* _WHAT TO WORK ON_: Copy each line of the entries that contains the word "Stardust".

* _RECORDS FOR PROCESSING_:
○ ○ ○ ○
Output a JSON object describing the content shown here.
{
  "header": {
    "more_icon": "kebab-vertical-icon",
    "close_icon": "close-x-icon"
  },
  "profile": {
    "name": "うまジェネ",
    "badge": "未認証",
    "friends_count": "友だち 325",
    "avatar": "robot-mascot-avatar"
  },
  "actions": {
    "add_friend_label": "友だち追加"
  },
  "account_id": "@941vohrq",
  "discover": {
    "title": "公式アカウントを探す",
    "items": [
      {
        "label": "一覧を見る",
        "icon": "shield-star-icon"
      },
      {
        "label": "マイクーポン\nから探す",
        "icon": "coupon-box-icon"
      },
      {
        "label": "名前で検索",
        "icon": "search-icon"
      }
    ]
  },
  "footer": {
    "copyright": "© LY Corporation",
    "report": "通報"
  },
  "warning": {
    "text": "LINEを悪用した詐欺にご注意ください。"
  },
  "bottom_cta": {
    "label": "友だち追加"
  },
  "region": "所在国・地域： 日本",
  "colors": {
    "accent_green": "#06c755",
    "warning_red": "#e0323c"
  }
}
○ ○ ○ ○
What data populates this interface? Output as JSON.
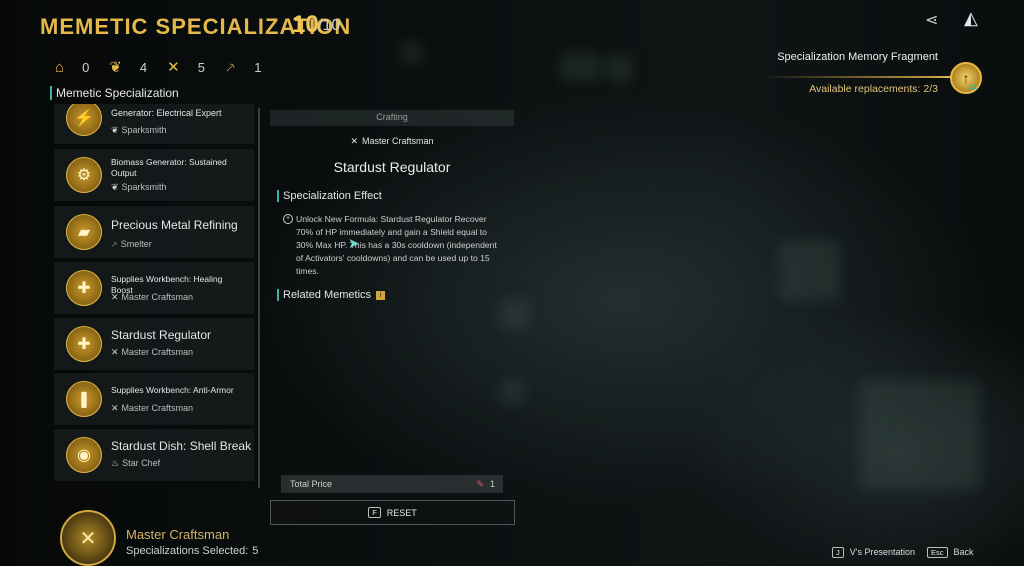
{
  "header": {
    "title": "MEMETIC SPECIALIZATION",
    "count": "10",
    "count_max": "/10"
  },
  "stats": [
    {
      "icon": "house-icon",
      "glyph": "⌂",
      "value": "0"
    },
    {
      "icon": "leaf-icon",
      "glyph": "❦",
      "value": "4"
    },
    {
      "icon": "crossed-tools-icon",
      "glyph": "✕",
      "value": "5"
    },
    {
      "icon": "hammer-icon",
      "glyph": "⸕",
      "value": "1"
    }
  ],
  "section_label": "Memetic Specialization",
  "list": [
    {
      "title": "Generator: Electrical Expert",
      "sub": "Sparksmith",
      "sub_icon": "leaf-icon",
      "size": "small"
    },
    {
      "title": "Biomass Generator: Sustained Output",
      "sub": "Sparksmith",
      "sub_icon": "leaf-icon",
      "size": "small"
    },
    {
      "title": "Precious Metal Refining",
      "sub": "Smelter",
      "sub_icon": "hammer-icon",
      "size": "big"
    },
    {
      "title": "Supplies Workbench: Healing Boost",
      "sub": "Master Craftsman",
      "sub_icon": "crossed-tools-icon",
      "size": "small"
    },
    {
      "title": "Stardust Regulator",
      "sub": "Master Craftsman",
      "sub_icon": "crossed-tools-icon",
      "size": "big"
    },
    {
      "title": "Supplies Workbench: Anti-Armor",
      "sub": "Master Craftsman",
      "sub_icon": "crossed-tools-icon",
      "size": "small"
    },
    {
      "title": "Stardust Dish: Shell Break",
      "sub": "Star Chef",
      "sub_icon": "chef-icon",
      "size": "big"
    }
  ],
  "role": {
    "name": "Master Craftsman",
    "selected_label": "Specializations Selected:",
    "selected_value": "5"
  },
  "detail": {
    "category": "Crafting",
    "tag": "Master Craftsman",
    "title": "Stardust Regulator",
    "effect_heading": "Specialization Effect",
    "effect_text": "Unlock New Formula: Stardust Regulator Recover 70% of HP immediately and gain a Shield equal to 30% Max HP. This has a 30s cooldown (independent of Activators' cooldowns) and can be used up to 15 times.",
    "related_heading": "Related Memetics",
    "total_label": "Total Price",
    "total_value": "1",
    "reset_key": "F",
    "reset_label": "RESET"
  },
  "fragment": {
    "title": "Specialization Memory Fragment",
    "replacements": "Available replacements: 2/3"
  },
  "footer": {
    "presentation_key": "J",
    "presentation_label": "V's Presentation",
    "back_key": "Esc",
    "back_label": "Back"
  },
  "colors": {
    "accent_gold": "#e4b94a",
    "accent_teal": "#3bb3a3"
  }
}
○ ○ ○ ○
* _WRITTEN SOLUTION_:
      "title": "Stardust Regulator",
      "title": "Stardust Dish: Shell Break",
    "title": "Stardust Regulator",
    "effect_text": "Unlock New Formula: Stardust Regulator Recover 70% of HP immediately and gain a Shield equal to 30% Max HP. This has a 30s cooldown (independent of Activators' cooldowns) and can be used up to 15 times.",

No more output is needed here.